§ **Dataset records**

* * * * *

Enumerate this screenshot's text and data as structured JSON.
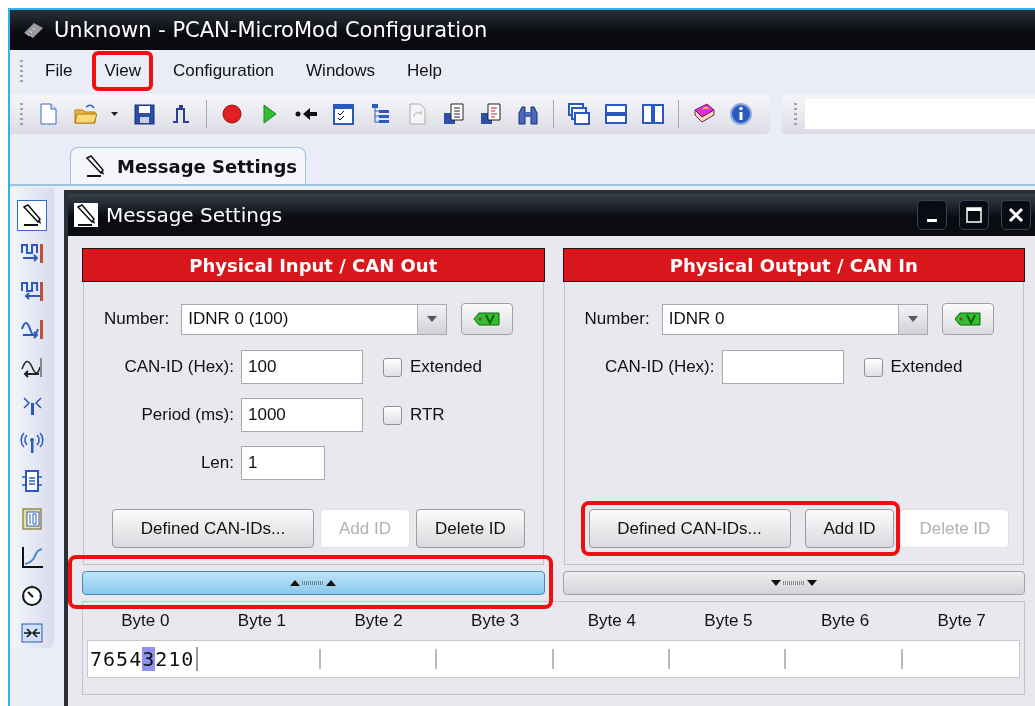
{
  "window": {
    "title": "Unknown - PCAN-MicroMod Configuration"
  },
  "menu": [
    {
      "label": "File",
      "highlighted": false
    },
    {
      "label": "View",
      "highlighted": true
    },
    {
      "label": "Configuration",
      "highlighted": false
    },
    {
      "label": "Windows",
      "highlighted": false
    },
    {
      "label": "Help",
      "highlighted": false
    }
  ],
  "tabs": [
    {
      "label": "Message Settings",
      "selected": true
    }
  ],
  "side_tools": [
    {
      "selected": true
    },
    {
      "selected": false
    },
    {
      "selected": false
    },
    {
      "selected": false
    },
    {
      "selected": false
    },
    {
      "selected": false
    },
    {
      "selected": false
    },
    {
      "selected": false
    },
    {
      "selected": false
    },
    {
      "selected": false
    },
    {
      "selected": false
    },
    {
      "selected": false
    }
  ],
  "child_window": {
    "title": "Message Settings"
  },
  "panels": [
    {
      "title": "Physical Input / CAN Out",
      "fields": [
        {
          "kind": "combo",
          "label": "Number:",
          "value": "IDNR 0 (100)"
        },
        {
          "kind": "text",
          "label": "CAN-ID (Hex):",
          "value": "100",
          "checkbox": {
            "label": "Extended",
            "checked": false
          }
        },
        {
          "kind": "text",
          "label": "Period (ms):",
          "value": "1000",
          "checkbox": {
            "label": "RTR",
            "checked": false
          }
        },
        {
          "kind": "short",
          "label": "Len:",
          "value": "1"
        }
      ],
      "buttons": [
        {
          "label": "Defined CAN-IDs...",
          "disabled": false,
          "highlighted": false
        },
        {
          "label": "Add ID",
          "disabled": true,
          "highlighted": false
        },
        {
          "label": "Delete ID",
          "disabled": false,
          "highlighted": false
        }
      ],
      "splitter": {
        "kind": "up",
        "active": true,
        "highlighted": true
      }
    },
    {
      "title": "Physical Output / CAN In",
      "fields": [
        {
          "kind": "combo",
          "label": "Number:",
          "value": "IDNR 0"
        },
        {
          "kind": "text",
          "label": "CAN-ID (Hex):",
          "checkbox": {
            "label": "Extended",
            "checked": false
          }
        }
      ],
      "buttons": [
        {
          "label": "Defined CAN-IDs...",
          "disabled": false,
          "highlighted": true
        },
        {
          "label": "Add ID",
          "disabled": false,
          "highlighted": true
        },
        {
          "label": "Delete ID",
          "disabled": true,
          "highlighted": false
        }
      ],
      "splitter": {
        "kind": "down",
        "active": false,
        "highlighted": false
      }
    }
  ],
  "bytes": {
    "headers": [
      "Byte 0",
      "Byte 1",
      "Byte 2",
      "Byte 3",
      "Byte 4",
      "Byte 5",
      "Byte 6",
      "Byte 7"
    ],
    "bits": [
      {
        "digit": "7",
        "selected": false
      },
      {
        "digit": "6",
        "selected": false
      },
      {
        "digit": "5",
        "selected": false
      },
      {
        "digit": "4",
        "selected": false
      },
      {
        "digit": "3",
        "selected": true
      },
      {
        "digit": "2",
        "selected": false
      },
      {
        "digit": "1",
        "selected": false
      },
      {
        "digit": "0",
        "selected": false
      }
    ]
  }
}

* * * * *

§ **What needs to be done**
Pick out each line above that includes "title" and show it.

§ **Answer below**
    "title": "Unknown - PCAN-MicroMod Configuration"
    "title": "Message Settings"
      "title": "Physical Input / CAN Out",
      "title": "Physical Output / CAN In",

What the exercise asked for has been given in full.